[EXERCISE DETAILS]
Go through the records line by line and work out how many lines hold the word "Lista". Answer with the number only.

[GIVEN INFORMATION]

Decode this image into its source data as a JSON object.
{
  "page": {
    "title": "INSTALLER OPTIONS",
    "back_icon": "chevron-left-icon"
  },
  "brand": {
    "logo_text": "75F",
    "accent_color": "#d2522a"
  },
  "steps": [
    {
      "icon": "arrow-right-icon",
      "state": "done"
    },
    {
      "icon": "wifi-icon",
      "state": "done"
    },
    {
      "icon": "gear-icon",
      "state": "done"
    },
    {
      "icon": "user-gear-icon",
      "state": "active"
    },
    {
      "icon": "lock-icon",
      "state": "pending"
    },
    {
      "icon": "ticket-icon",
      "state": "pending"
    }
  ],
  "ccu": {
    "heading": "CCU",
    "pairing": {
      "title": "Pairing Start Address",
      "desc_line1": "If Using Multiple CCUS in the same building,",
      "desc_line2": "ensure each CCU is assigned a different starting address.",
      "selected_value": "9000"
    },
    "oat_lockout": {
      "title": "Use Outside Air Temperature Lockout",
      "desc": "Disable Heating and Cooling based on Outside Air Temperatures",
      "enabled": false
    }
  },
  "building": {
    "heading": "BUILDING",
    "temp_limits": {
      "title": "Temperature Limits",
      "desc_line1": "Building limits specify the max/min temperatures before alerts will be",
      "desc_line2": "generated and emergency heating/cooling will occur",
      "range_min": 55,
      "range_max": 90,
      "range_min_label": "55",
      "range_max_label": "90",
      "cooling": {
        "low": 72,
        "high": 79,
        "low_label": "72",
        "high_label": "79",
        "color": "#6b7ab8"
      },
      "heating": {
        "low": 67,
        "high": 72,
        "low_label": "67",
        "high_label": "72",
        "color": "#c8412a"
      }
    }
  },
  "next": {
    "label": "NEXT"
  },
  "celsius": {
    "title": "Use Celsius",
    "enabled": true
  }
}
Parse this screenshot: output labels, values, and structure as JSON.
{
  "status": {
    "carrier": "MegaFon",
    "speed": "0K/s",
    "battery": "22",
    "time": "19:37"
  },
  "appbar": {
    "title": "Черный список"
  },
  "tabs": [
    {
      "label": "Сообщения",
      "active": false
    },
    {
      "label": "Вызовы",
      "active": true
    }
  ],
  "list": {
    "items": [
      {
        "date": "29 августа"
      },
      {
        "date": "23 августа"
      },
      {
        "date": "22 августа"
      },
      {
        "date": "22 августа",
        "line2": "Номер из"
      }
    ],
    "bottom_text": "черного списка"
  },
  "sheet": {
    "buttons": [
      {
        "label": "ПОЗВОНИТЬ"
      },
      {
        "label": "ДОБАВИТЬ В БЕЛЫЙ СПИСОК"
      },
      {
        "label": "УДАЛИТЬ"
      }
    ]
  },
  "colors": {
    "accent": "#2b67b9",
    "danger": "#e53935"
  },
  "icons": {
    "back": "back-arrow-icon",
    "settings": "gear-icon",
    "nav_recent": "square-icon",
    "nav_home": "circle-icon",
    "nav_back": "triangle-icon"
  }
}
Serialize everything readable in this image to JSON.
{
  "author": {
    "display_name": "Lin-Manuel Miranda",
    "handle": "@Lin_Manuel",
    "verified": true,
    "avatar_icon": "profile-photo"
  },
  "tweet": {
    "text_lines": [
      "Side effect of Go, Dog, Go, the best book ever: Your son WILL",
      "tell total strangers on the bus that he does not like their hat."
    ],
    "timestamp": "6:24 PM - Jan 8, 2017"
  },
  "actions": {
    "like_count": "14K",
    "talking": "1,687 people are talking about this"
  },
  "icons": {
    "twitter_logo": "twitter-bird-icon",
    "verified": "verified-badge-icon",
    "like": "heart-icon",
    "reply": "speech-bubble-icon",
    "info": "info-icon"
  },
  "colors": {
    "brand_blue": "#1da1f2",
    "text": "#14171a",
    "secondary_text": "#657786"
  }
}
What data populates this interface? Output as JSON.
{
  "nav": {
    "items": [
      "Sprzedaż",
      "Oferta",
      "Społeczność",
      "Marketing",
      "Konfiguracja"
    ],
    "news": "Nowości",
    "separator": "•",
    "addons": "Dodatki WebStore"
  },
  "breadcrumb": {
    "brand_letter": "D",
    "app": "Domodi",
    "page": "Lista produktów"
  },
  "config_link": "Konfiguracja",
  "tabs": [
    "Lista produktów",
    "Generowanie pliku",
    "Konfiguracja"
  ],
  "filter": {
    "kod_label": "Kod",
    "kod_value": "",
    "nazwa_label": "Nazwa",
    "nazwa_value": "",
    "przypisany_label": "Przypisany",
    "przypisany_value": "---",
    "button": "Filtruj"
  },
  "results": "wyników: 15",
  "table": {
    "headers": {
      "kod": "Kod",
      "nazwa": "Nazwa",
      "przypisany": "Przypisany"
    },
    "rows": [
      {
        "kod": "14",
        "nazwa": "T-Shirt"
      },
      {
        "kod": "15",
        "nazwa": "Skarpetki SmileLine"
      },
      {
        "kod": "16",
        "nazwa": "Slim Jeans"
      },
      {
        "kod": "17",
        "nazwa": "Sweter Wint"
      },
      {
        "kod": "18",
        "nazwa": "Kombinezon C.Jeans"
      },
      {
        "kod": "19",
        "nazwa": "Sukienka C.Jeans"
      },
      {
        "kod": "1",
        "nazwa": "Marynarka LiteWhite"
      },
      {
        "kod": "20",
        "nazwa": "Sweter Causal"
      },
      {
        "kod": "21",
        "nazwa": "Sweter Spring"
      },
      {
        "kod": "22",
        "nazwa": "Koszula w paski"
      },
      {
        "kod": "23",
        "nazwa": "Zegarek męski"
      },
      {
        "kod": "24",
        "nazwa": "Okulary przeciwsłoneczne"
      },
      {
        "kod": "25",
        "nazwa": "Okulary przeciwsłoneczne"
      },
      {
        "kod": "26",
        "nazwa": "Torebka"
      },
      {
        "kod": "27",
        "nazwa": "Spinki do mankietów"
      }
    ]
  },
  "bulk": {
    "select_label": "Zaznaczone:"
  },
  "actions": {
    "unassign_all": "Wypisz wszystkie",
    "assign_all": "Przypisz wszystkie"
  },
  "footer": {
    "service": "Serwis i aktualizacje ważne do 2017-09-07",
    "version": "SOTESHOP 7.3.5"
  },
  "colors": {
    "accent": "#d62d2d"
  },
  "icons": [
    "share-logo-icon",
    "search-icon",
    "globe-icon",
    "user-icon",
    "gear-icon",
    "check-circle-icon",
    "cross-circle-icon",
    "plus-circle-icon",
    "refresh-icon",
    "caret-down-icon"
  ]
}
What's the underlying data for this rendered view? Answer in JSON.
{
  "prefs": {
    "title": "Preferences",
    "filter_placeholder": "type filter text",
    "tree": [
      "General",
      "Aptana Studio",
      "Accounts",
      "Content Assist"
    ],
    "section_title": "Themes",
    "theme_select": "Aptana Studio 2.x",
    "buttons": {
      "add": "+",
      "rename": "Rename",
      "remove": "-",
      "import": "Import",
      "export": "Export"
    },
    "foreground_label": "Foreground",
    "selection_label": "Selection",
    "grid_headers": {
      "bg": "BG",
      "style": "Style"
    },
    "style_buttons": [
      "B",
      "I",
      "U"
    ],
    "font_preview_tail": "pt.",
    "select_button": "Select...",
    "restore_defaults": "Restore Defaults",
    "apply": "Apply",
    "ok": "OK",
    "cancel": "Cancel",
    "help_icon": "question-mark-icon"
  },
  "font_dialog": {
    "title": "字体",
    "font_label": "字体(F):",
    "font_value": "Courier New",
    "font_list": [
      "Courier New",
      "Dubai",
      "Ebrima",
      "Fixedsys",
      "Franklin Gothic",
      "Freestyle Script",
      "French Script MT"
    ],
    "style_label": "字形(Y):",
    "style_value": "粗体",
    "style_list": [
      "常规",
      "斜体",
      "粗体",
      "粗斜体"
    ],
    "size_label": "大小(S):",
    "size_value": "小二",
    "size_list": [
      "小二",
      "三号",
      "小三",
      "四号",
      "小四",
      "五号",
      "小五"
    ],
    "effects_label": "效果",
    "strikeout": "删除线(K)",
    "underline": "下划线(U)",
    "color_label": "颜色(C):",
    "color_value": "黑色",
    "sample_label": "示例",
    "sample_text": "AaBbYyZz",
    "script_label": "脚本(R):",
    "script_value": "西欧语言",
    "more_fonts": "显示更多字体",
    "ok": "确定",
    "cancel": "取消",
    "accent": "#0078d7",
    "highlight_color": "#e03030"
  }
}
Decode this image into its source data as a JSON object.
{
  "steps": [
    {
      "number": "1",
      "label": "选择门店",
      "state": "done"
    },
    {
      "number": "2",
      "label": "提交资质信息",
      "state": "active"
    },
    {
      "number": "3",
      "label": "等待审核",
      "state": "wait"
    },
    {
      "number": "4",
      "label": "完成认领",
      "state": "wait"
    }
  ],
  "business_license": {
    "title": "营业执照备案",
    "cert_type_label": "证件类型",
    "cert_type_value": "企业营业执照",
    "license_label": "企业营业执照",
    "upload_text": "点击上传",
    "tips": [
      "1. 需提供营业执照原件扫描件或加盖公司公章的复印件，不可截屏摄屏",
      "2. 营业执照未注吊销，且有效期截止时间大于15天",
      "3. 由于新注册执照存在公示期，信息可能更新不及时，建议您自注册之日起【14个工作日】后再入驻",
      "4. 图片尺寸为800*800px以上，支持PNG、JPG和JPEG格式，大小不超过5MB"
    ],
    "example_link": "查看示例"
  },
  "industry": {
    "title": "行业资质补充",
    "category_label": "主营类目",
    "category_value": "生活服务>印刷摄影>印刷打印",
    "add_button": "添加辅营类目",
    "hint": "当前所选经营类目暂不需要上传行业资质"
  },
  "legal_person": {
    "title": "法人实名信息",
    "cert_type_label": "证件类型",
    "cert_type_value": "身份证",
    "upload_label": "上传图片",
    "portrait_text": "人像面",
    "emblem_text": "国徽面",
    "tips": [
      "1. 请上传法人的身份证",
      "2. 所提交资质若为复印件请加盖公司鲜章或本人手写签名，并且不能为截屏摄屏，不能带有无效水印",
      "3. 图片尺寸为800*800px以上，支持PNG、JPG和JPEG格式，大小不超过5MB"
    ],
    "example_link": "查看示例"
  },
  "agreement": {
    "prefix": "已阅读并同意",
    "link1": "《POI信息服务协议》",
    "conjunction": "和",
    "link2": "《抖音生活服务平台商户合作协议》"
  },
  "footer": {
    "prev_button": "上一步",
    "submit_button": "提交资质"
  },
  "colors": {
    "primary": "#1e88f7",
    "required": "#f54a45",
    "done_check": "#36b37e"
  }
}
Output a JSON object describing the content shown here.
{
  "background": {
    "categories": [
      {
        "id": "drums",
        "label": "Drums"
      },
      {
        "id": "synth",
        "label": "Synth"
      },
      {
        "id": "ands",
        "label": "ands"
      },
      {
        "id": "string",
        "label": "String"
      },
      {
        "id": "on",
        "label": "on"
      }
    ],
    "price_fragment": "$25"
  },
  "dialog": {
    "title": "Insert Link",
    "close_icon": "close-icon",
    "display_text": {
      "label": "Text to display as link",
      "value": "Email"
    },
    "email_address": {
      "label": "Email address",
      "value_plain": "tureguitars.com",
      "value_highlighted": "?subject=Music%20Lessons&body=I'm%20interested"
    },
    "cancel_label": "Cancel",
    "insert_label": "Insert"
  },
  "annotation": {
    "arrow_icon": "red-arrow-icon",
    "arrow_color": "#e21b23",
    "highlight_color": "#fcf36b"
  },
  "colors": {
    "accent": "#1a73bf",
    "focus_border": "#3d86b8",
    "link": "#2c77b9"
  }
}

[SOLUTION FOR THIS TASK]
2